- [Selected text]
-- start --

[SPARK-29947][SQL][followup] ResolveRelations should return relations with fresh attribute IDs #28717

cloud-fan · 2020-06-03T07:59:39Z

What changes were proposed in this pull request?

This is a followup of #26589, which caches the table relations to speed up the table lookup. However, it brings some side effects: the rule ResolveRelations may return exactly the same relations, while before it always returns relations with fresh attribute IDs.

This PR is to eliminate this side effect.

Why are the changes needed?

There is no bug report yet, but this side effect may impact things like self-join. It's better to restore the 2.4 behavior and always return refresh relations.

Does this PR introduce any user-facing change?

no

How was this patch tested?

N/A

cloud-fan · 2020-06-03T08:00:10Z

@wangyum

cloud-fan · 2020-06-03T08:20:34Z

also cc @HyukjinKwon @brkyvz

maropu

Looks resonable changes

HyukjinKwon

LGTM

SparkQA · 2020-06-03T13:14:52Z

Test build #123472 has finished for PR 28717 at commit 6924118.

This patch fails PySpark unit tests.
This patch merges cleanly.
This patch adds no public classes.

cloud-fan · 2020-06-03T13:35:26Z

retest this please

SparkQA · 2020-06-03T18:59:12Z

Test build #123485 has finished for PR 28717 at commit 6924118.

This patch passes all tests.
This patch merges cleanly.
This patch adds no public classes.

brkyvz

@cloud-fan Can you please add unit test? A triple self-join should be able to reproduce this issue

brkyvz · 2020-06-03T19:06:14Z

sql/catalyst/src/main/scala/org/apache/spark/sql/catalyst/analysis/Analyzer.scala

@@ -1024,7 +1024,12 @@ class Analyzer(
                DataSourceV2Relation.create(table, Some(catalog), Some(ident)))
          }
          val key = catalog.name +: ident.namespace :+ ident.name
-          Option(AnalysisContext.get.relationCache.getOrElseUpdate(key, loaded.orNull))

-- end --

- [Data extract]
-- start --

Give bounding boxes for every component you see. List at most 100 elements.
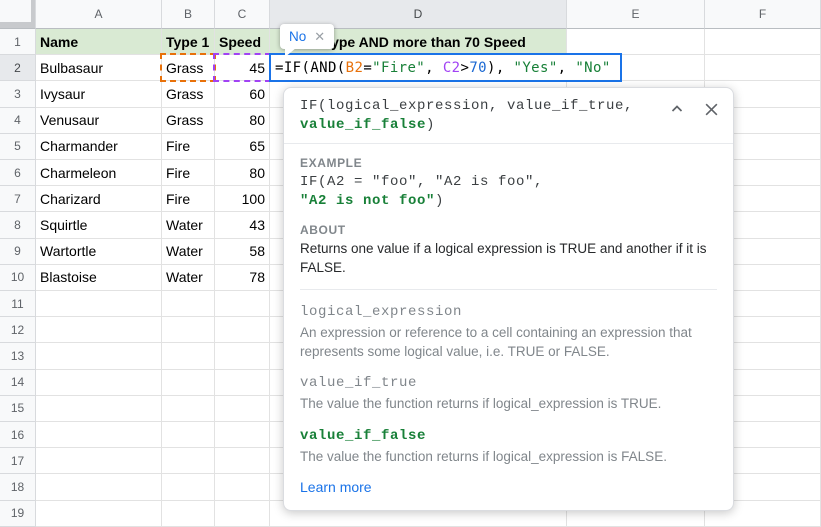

-- end --

- [Tasks to complete]
**A.** According to the pull request thread, which earlier pull request is this one a followup of?
**B.** Explain, from the reasons the pull request thread gives, why the author wants ResolveRelations to return relations with fresh attribute IDs again.
**C.** Print the part of the pull request thread that begins at the words "Why are the" and stops after "return refresh relations.".

- [Responses to the exercise]
**A.** It is a followup of #26589.

**B.** Since #26589 began caching table relations to speed up lookup, the ResolveRelations rule may return exactly the same relations instead of relations with fresh attribute IDs. No bug has been reported yet, but this side effect may affect things like self-join. Returning fresh relations again restores the 2.4 behavior.

**C.**
Why are the changes needed?

There is no bug report yet, but this side effect may impact things like self-join. It's better to restore the 2.4 behavior and always return refresh relations.